## Exercise data
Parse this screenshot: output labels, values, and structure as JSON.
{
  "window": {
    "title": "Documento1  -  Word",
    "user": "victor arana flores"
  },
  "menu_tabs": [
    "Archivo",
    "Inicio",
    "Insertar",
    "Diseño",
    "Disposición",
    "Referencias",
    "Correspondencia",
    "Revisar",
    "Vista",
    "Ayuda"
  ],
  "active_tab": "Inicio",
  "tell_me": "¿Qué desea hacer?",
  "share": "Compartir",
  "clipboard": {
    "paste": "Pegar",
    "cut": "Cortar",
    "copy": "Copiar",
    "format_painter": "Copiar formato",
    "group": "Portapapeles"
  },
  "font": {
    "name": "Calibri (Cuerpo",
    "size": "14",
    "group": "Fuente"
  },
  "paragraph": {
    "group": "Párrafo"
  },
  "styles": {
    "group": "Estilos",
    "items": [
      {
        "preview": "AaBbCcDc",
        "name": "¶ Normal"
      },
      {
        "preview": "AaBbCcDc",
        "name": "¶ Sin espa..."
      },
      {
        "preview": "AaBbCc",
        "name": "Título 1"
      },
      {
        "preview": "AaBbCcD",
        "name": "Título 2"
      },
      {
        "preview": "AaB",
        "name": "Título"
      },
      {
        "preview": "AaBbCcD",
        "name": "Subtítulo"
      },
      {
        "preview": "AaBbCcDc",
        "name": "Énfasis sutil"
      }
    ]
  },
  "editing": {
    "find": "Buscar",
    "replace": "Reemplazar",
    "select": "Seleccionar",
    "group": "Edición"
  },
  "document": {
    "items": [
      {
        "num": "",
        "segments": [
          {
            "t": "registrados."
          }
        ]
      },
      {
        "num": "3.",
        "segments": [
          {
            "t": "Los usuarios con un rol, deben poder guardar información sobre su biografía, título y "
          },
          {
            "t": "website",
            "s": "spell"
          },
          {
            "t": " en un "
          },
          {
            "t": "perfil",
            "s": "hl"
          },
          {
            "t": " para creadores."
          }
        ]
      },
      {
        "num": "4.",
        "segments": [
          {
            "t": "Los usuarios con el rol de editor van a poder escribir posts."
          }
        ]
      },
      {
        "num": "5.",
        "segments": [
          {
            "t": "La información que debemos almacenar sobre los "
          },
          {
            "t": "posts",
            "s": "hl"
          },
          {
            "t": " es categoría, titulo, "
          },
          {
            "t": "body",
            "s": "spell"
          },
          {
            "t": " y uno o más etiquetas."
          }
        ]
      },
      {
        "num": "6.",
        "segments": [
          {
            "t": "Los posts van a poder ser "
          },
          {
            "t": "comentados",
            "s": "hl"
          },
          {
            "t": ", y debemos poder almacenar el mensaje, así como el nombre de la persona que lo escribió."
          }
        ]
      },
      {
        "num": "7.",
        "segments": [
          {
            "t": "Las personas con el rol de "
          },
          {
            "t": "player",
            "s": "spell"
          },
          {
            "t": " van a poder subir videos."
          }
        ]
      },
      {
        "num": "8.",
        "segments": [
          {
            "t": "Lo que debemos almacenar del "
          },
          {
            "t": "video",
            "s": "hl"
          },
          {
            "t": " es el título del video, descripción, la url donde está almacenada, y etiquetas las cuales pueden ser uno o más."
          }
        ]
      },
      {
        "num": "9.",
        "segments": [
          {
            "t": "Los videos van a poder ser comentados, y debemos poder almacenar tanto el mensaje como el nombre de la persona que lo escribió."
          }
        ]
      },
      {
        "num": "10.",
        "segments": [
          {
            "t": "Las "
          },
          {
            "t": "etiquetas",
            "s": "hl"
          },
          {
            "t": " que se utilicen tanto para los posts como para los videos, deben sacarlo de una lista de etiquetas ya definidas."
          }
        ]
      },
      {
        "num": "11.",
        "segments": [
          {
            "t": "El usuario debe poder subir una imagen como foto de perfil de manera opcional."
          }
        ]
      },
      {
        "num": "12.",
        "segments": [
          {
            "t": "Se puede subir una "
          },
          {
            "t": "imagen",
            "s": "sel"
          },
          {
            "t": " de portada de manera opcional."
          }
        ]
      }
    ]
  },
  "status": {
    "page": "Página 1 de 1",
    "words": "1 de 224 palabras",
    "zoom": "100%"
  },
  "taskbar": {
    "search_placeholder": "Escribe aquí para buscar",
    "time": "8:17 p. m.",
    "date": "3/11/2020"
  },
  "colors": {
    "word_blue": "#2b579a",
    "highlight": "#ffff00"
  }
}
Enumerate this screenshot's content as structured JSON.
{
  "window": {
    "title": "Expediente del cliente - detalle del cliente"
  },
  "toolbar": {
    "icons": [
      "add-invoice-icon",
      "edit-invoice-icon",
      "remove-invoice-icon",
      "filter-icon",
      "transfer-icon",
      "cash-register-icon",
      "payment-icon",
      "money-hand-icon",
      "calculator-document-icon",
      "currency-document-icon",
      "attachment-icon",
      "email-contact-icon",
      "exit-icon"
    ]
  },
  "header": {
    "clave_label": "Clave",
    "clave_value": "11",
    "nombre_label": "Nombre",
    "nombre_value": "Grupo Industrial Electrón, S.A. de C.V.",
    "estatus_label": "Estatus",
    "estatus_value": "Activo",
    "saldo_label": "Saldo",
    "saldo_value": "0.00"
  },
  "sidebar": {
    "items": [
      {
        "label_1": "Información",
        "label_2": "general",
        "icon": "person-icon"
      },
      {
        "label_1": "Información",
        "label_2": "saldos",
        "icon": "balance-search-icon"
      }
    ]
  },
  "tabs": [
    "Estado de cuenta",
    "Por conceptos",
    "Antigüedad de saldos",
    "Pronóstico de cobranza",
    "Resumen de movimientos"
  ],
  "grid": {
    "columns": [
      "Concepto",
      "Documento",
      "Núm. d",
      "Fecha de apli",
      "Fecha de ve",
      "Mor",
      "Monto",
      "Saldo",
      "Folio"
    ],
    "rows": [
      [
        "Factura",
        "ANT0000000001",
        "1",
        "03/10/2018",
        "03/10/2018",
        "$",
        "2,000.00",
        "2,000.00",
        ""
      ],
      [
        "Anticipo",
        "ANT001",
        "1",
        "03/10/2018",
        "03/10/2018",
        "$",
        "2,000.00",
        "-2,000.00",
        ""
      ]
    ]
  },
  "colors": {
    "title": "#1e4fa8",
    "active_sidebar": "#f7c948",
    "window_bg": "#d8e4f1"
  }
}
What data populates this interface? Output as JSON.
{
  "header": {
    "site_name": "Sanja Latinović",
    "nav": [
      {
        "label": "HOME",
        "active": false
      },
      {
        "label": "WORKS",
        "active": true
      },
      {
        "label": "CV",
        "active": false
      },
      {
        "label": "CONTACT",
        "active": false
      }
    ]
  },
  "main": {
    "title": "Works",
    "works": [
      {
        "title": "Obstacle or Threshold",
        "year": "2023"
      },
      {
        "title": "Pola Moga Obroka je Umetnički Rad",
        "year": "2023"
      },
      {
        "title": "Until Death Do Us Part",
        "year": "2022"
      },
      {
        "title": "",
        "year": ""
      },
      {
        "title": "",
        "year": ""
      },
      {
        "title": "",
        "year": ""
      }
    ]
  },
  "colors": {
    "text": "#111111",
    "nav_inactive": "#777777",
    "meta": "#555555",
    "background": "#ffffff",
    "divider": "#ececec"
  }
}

## To be done
Identify and copy all lines with the word "videos".

## Answer to this problem
            "t": " van a poder subir videos."
            "t": "Los videos van a poder ser comentados, y debemos poder almacenar tanto el mensaje como el nombre de la persona que lo escribió."
            "t": " que se utilicen tanto para los posts como para los videos, deben sacarlo de una lista de etiquetas ya definidas."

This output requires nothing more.